Written task ▸ Exactly as they appear, output all of the entries.

++++++++++

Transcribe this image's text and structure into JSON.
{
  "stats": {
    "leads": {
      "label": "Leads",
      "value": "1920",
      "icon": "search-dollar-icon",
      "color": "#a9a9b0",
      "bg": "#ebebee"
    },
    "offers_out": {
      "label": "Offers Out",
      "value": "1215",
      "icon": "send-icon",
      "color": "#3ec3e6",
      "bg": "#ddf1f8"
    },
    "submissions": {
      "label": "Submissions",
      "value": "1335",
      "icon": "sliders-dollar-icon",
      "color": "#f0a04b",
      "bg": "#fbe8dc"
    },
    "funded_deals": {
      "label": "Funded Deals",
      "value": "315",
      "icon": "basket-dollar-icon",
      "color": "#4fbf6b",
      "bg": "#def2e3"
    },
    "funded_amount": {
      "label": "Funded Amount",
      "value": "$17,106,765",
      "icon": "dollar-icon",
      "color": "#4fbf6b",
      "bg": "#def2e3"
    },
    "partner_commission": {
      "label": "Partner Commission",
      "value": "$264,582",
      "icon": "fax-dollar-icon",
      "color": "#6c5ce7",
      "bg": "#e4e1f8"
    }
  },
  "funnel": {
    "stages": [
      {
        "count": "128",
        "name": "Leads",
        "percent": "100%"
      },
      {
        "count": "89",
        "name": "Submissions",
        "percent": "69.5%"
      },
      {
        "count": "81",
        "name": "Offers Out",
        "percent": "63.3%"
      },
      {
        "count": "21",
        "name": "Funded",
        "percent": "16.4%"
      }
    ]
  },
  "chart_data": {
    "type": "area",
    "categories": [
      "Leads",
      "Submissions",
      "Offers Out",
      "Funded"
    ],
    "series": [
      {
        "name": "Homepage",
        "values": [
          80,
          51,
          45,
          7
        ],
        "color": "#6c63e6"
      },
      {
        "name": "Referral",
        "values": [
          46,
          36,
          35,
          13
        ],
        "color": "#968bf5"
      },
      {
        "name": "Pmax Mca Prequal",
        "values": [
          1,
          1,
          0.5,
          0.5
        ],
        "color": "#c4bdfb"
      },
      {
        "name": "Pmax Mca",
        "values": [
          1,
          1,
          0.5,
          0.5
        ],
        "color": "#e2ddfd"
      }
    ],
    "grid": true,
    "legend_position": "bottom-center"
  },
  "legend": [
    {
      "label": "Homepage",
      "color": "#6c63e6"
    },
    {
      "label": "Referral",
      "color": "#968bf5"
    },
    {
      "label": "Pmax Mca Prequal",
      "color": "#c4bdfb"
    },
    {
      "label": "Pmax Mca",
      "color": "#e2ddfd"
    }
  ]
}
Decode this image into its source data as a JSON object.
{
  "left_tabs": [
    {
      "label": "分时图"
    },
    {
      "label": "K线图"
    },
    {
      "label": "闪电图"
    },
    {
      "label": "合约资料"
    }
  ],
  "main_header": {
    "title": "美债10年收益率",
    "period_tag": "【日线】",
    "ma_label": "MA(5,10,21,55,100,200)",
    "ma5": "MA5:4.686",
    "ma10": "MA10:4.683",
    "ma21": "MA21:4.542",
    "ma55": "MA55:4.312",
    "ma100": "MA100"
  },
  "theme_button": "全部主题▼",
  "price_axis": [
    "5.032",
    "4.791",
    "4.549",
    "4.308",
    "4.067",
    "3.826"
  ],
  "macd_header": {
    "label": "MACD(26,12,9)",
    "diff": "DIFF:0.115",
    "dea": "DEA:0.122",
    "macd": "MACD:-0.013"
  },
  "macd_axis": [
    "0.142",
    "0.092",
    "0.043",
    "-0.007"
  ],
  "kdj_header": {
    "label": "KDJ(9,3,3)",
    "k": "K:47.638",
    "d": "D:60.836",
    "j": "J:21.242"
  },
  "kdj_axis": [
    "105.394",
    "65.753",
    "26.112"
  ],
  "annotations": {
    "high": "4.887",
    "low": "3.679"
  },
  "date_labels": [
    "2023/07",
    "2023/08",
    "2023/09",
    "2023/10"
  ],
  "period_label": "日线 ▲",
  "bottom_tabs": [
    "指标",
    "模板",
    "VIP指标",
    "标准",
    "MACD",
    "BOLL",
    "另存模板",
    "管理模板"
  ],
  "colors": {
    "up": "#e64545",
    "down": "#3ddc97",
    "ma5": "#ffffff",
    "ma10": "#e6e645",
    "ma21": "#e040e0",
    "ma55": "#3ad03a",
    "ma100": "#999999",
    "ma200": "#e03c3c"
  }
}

++++++++++

Solution for this exercise ▸
Transcribe this image's text and structure into JSON.
{
  "stats": {
    "leads": {
      "label": "Leads",
      "value": "1920",
      "icon": "search-dollar-icon",
      "color": "#a9a9b0",
      "bg": "#ebebee"
    },
    "offers_out": {
      "label": "Offers Out",
      "value": "1215",
      "icon": "send-icon",
      "color": "#3ec3e6",
      "bg": "#ddf1f8"
    },
    "submissions": {
      "label": "Submissions",
      "value": "1335",
      "icon": "sliders-dollar-icon",
      "color": "#f0a04b",
      "bg": "#fbe8dc"
    },
    "funded_deals": {
      "label": "Funded Deals",
      "value": "315",
      "icon": "basket-dollar-icon",
      "color": "#4fbf6b",
      "bg": "#def2e3"
    },
    "funded_amount": {
      "label": "Funded Amount",
      "value": "$17,106,765",
      "icon": "dollar-icon",
      "color": "#4fbf6b",
      "bg": "#def2e3"
    },
    "partner_commission": {
      "label": "Partner Commission",
      "value": "$264,582",
      "icon": "fax-dollar-icon",
      "color": "#6c5ce7",
      "bg": "#e4e1f8"
    }
  },
  "funnel": {
    "stages": [
      {
        "count": "128",
        "name": "Leads",
        "percent": "100%"
      },
      {
        "count": "89",
        "name": "Submissions",
        "percent": "69.5%"
      },
      {
        "count": "81",
        "name": "Offers Out",
        "percent": "63.3%"
      },
      {
        "count": "21",
        "name": "Funded",
        "percent": "16.4%"
      }
    ]
  },
  "chart_data": {
    "type": "area",
    "categories": [
      "Leads",
      "Submissions",
      "Offers Out",
      "Funded"
    ],
    "series": [
      {
        "name": "Homepage",
        "values": [
          80,
          51,
          45,
          7
        ],
        "color": "#6c63e6"
      },
      {
        "name": "Referral",
        "values": [
          46,
          36,
          35,
          13
        ],
        "color": "#968bf5"
      },
      {
        "name": "Pmax Mca Prequal",
        "values": [
          1,
          1,
          0.5,
          0.5
        ],
        "color": "#c4bdfb"
      },
      {
        "name": "Pmax Mca",
        "values": [
          1,
          1,
          0.5,
          0.5
        ],
        "color": "#e2ddfd"
      }
    ],
    "grid": true,
    "legend_position": "bottom-center"
  },
  "legend": [
    {
      "label": "Homepage",
      "color": "#6c63e6"
    },
    {
      "label": "Referral",
      "color": "#968bf5"
    },
    {
      "label": "Pmax Mca Prequal",
      "color": "#c4bdfb"
    },
    {
      "label": "Pmax Mca",
      "color": "#e2ddfd"
    }
  ]
}
Decode this image into its source data as a JSON object.
{
  "left_tabs": [
    {
      "label": "分时图"
    },
    {
      "label": "K线图"
    },
    {
      "label": "闪电图"
    },
    {
      "label": "合约资料"
    }
  ],
  "main_header": {
    "title": "美债10年收益率",
    "period_tag": "【日线】",
    "ma_label": "MA(5,10,21,55,100,200)",
    "ma5": "MA5:4.686",
    "ma10": "MA10:4.683",
    "ma21": "MA21:4.542",
    "ma55": "MA55:4.312",
    "ma100": "MA100"
  },
  "theme_button": "全部主题▼",
  "price_axis": [
    "5.032",
    "4.791",
    "4.549",
    "4.308",
    "4.067",
    "3.826"
  ],
  "macd_header": {
    "label": "MACD(26,12,9)",
    "diff": "DIFF:0.115",
    "dea": "DEA:0.122",
    "macd": "MACD:-0.013"
  },
  "macd_axis": [
    "0.142",
    "0.092",
    "0.043",
    "-0.007"
  ],
  "kdj_header": {
    "label": "KDJ(9,3,3)",
    "k": "K:47.638",
    "d": "D:60.836",
    "j": "J:21.242"
  },
  "kdj_axis": [
    "105.394",
    "65.753",
    "26.112"
  ],
  "annotations": {
    "high": "4.887",
    "low": "3.679"
  },
  "date_labels": [
    "2023/07",
    "2023/08",
    "2023/09",
    "2023/10"
  ],
  "period_label": "日线 ▲",
  "bottom_tabs": [
    "指标",
    "模板",
    "VIP指标",
    "标准",
    "MACD",
    "BOLL",
    "另存模板",
    "管理模板"
  ],
  "colors": {
    "up": "#e64545",
    "down": "#3ddc97",
    "ma5": "#ffffff",
    "ma10": "#e6e645",
    "ma21": "#e040e0",
    "ma55": "#3ad03a",
    "ma100": "#999999",
    "ma200": "#e03c3c"
  }
}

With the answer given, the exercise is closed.